You know what happens when you don't pay attention to your physical Netflix queue?
You get Rob Zombie's Halloween...and you watch it.
Now, I had seen this before and most of it seemed familiar. But, this time, I had some thoughts regarding this remake.
The first question that must have popped up was how in the fuck do we make Michael Myers the victim? Well, obviously, you make everyone around him worse than a soulless killing machine.
Also, make them white trash*.
No, trashier...little more trashy...more...moooore....okay.
No.
More.
Little more.
Okay, good.
There.
NOW we shall sympathize with little Michael Myers as he kills a whole bunch of people, and I did, until he killed his promiscuous sister with the great ass, there, right there did I stop identifying and rooting for the child psychopath.
A quick aside to state the obvious here: Sherri Moon (Rob Zombie's wife...the lucky fucking whoreson) is actually a really strong actress. She does broken and desperate yet loving very well.
I like the subtle reinterpretation and reintroduction of the trademark Halloween Mask (although, at times, it looks like Henry Winkler and, at other times, Dustin Hoffman, neither of which are William Shatner). The shading and different angels they use on it brings about a depth I'd never noticed before.

◆ **Extracted entries**:
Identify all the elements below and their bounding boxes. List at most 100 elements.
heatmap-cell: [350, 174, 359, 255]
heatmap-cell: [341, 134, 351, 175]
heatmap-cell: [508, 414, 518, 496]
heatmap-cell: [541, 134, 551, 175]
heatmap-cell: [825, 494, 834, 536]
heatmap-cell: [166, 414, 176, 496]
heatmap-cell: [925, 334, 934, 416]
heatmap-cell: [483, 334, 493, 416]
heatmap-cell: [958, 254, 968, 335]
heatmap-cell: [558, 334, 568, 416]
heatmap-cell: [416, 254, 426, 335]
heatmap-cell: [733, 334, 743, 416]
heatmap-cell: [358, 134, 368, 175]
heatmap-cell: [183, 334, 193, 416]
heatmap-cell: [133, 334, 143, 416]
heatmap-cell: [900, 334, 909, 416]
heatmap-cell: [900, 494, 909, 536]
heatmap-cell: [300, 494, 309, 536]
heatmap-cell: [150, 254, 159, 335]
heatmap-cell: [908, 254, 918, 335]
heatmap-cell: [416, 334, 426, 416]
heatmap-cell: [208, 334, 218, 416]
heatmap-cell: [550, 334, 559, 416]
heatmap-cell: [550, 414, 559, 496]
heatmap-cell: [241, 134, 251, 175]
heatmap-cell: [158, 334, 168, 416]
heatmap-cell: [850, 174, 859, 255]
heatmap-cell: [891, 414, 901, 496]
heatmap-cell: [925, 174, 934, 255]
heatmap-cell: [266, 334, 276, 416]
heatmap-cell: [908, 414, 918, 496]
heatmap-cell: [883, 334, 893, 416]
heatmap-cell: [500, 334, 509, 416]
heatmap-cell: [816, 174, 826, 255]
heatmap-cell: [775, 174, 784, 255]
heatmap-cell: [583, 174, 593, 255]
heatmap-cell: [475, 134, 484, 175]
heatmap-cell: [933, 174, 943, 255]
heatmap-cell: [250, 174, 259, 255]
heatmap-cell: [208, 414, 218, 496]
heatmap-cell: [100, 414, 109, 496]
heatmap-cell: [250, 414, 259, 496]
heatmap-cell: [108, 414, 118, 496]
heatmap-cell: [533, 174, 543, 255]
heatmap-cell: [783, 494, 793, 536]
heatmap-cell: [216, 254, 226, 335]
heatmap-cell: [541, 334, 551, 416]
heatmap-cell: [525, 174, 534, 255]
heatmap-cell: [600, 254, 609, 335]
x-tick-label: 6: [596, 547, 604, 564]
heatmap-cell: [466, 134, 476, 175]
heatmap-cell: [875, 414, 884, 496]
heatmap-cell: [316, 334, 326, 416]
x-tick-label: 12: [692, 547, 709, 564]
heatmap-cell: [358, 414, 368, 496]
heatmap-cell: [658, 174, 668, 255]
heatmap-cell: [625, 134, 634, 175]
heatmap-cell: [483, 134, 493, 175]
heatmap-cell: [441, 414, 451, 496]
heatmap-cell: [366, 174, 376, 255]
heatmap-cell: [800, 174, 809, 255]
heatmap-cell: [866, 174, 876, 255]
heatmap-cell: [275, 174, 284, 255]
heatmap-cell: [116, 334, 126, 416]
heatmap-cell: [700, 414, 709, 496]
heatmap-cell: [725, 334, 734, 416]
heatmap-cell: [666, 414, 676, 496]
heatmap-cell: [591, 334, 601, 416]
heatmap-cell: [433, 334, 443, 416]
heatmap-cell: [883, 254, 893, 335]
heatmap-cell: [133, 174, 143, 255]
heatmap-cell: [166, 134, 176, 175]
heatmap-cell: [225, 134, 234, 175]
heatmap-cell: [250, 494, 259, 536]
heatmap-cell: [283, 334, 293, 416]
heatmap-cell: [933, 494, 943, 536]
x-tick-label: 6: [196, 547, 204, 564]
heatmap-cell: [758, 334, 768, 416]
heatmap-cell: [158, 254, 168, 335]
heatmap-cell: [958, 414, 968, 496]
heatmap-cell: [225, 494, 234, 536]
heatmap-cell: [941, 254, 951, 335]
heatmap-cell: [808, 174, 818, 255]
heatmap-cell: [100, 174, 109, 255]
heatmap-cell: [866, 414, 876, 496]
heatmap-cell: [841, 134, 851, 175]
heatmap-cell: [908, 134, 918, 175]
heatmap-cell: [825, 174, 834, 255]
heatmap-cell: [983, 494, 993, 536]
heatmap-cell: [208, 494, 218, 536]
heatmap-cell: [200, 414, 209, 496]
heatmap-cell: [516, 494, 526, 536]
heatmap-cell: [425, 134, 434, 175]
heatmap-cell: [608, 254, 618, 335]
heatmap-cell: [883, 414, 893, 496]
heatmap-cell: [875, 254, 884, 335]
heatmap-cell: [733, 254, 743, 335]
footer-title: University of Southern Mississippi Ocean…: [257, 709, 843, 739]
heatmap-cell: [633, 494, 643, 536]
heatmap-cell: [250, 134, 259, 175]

◆ **Direction**: Pick up the review of Rob Zombie's Halloween remake right after its last sentence and write the next part.

◆ **Output of the exercise**:
Way to go, Rob.
Then, after Malcolm McDowell (the esteemed British child psychologist who is slumming in Bugfuck, Illinois for some odd and unexplained reason) overacts and underachieves with him, little Michael goes from "troubled little boy" to "super crazy little fucker" by stabbing a lazy nurse (who was told to watch the kid who killed four people and doesn't) with a fork.**
Jump forward fifteen years: Michael Myers is grown up, almost seven feet tall, has long, scraggly hair that's always in his face....wait...am I Michael Myers? His only friend in the whole world is a janitor, played by Danny Trejo, which is always a good sign.
Now, another aside in which I shall address typical, stupid horror movie behavior. Some might say that this is sort of a tradition and that's why it's still allowed to happen and, in some cases, even celebrated, but others are smart and see it for what it is: laziness. Don't misunderstand, if you are making an hilarious parody of a horror movies and these stale-ass tropes, say Scary Movie or something like that, and want to have all the stereotypical characters get locked in a stereotypical situation where stereotypical things will happen to them, go for it, but, go big or go home. What is about to happen in this movie, some might consider "going big", but, personally, I consider it "going stupid".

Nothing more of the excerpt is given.